→ Written problem
Below are records; work out how many of their lines contain "Caucasians" and give only that number.

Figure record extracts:
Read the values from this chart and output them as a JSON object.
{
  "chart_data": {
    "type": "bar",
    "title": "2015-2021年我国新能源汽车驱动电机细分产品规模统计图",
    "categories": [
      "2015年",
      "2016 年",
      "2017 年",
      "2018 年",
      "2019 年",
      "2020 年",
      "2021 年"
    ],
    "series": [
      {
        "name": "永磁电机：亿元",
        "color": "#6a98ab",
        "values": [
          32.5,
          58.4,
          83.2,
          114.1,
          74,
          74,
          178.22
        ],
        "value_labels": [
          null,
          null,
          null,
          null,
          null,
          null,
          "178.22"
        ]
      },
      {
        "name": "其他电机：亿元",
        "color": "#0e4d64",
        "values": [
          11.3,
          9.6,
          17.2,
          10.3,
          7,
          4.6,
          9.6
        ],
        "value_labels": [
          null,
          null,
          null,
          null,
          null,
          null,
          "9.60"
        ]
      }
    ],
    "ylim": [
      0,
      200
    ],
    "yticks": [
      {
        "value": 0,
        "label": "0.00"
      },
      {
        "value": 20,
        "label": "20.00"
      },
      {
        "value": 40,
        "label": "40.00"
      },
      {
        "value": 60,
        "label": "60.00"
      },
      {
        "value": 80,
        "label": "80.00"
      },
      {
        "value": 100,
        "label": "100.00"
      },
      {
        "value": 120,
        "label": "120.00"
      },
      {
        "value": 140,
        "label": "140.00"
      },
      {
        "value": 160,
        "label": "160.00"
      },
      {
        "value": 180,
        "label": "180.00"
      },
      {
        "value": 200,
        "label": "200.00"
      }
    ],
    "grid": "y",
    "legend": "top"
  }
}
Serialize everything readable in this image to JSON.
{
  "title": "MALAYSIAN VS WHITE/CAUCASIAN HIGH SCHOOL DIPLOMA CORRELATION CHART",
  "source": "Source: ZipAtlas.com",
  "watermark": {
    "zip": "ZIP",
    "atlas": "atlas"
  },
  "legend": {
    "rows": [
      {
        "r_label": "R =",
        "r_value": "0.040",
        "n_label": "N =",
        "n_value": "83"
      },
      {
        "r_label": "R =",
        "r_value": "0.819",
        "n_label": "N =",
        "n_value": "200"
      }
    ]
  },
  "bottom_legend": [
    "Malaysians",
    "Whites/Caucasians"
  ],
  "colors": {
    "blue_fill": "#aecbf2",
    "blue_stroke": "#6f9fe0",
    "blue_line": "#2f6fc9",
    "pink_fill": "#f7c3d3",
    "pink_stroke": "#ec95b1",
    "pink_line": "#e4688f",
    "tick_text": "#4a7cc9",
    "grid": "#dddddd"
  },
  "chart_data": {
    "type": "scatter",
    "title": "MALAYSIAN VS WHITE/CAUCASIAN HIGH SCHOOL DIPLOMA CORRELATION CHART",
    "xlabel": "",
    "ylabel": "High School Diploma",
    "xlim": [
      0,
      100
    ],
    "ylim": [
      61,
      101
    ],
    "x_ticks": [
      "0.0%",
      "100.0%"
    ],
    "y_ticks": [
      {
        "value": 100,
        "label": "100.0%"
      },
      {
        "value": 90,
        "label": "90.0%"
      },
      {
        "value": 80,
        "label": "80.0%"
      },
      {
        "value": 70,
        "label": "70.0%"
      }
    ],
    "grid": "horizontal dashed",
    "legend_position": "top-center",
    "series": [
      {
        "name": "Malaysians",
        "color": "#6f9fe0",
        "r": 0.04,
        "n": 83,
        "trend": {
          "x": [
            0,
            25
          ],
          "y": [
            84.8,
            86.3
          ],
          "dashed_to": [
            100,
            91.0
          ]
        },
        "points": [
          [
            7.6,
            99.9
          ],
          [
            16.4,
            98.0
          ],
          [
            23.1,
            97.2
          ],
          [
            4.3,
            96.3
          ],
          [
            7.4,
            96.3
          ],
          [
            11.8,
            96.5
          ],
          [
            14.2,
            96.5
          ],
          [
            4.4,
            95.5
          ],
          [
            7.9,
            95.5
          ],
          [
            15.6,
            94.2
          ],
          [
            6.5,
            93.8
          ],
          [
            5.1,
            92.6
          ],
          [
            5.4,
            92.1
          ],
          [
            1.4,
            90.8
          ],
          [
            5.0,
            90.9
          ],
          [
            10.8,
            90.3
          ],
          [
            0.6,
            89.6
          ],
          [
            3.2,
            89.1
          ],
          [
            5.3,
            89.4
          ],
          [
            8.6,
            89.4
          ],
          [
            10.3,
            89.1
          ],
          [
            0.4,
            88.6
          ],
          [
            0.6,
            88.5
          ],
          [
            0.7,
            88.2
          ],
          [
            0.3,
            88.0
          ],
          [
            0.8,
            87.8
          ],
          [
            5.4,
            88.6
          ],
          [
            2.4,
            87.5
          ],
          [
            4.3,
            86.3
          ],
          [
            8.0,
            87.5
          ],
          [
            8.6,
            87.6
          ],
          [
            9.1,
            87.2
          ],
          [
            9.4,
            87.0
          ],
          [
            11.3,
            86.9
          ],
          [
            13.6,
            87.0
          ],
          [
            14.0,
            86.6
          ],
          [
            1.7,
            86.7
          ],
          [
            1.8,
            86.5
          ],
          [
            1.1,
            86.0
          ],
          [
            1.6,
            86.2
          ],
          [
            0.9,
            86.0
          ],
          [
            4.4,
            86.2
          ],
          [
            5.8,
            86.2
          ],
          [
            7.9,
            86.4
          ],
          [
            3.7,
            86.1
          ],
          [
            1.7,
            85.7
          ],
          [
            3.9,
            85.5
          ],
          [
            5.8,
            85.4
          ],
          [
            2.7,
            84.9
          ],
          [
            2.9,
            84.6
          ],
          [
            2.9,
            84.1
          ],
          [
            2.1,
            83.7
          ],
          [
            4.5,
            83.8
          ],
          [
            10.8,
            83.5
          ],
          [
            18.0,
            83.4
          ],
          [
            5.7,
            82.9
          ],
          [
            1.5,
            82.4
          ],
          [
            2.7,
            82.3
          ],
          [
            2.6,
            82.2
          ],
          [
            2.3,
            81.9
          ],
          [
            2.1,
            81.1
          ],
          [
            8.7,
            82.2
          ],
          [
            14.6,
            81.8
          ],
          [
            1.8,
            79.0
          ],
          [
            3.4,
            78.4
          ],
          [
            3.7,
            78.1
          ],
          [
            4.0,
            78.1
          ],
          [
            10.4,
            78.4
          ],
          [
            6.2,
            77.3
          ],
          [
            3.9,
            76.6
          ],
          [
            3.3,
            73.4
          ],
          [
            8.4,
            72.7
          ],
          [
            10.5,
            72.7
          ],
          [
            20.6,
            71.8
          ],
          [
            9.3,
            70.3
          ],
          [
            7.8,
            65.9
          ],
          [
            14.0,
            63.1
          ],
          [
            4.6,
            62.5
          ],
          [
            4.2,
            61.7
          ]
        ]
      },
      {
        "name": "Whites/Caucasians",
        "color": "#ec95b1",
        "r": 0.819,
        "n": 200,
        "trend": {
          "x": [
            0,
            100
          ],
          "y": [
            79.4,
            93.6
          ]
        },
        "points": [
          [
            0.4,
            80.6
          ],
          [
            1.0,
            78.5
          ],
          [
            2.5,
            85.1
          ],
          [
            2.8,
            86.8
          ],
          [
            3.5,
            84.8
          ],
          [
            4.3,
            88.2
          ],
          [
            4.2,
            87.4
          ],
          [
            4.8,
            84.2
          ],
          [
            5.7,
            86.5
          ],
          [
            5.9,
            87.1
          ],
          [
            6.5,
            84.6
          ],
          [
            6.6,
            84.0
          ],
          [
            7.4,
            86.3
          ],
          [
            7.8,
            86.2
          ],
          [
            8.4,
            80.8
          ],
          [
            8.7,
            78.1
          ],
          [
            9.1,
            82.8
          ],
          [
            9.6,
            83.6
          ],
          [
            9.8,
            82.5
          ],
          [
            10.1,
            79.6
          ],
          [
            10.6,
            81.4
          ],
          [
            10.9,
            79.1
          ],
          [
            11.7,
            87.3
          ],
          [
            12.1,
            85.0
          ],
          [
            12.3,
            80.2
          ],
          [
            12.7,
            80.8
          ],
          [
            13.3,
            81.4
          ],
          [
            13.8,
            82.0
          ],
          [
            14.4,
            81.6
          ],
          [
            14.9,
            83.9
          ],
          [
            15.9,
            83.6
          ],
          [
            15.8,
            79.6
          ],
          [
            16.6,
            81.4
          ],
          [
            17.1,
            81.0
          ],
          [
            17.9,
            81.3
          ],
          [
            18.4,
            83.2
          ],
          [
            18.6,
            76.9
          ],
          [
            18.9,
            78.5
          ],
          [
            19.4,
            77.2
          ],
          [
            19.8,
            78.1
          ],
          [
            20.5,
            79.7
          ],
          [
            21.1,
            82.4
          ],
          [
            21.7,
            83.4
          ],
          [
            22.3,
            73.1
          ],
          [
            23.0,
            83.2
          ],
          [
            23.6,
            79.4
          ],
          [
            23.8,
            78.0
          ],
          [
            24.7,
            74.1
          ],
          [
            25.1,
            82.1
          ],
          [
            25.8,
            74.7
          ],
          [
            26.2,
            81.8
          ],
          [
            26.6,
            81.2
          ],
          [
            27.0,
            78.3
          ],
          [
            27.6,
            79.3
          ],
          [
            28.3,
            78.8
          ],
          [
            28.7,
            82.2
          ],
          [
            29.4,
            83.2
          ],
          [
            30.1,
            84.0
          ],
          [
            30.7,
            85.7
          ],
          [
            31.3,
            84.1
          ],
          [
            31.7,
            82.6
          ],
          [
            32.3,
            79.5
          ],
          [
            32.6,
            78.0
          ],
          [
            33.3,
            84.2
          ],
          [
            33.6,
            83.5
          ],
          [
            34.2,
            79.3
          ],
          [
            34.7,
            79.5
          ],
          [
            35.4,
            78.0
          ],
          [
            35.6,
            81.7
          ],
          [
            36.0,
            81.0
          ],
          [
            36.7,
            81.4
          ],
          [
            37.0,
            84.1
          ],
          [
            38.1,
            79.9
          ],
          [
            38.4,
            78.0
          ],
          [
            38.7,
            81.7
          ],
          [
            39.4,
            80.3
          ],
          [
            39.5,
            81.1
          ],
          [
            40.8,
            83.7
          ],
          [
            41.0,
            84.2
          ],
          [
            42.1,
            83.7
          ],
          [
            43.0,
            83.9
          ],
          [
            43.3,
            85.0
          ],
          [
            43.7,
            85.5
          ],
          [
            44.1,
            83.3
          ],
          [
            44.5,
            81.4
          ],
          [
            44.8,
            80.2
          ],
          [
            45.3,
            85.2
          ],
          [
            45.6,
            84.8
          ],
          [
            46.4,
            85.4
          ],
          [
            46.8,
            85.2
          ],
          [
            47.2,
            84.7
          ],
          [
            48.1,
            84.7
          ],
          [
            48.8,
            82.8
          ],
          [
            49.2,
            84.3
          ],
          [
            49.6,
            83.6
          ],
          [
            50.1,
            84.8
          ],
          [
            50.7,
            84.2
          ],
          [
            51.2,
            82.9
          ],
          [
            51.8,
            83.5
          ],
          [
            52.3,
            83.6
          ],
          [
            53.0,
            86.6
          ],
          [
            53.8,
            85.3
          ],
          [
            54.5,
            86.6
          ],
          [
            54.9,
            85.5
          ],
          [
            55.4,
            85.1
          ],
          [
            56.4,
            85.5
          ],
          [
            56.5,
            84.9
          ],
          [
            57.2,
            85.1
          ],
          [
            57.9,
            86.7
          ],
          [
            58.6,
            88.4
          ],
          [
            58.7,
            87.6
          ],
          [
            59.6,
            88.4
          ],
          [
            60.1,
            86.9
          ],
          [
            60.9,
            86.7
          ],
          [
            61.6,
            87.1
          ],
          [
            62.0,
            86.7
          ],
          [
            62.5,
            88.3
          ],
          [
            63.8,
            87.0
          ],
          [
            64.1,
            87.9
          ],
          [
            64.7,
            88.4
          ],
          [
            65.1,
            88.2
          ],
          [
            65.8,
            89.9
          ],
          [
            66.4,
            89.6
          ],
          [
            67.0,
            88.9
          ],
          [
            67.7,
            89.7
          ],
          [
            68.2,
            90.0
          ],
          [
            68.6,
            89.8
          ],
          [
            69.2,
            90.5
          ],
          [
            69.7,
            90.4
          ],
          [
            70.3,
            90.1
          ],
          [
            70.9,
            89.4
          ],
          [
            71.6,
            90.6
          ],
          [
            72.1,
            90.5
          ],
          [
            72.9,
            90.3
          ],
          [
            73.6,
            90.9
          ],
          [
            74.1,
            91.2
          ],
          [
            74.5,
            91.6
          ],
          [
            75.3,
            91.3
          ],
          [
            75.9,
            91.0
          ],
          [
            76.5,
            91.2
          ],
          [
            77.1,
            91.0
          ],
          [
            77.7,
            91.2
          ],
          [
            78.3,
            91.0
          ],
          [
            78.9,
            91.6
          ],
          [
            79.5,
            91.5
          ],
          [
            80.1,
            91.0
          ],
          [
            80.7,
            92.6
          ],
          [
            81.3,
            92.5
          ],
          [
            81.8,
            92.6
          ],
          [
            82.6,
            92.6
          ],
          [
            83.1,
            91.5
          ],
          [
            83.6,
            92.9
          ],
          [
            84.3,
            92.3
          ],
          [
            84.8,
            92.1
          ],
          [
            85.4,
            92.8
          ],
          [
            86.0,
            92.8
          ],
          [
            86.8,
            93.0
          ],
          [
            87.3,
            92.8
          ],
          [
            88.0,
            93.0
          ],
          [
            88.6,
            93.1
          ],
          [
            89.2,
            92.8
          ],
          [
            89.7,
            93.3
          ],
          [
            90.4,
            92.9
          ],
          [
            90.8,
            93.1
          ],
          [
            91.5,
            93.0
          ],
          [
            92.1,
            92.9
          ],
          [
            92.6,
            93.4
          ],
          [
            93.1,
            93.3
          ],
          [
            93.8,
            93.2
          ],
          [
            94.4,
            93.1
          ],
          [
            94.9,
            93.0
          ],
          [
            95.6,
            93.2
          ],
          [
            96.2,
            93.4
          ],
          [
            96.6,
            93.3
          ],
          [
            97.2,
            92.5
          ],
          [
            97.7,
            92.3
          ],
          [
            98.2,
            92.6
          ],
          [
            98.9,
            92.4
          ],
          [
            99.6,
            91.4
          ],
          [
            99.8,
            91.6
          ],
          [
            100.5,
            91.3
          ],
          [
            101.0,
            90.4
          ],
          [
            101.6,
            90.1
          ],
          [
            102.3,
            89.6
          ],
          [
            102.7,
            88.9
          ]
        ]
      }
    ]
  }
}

→ Full output
2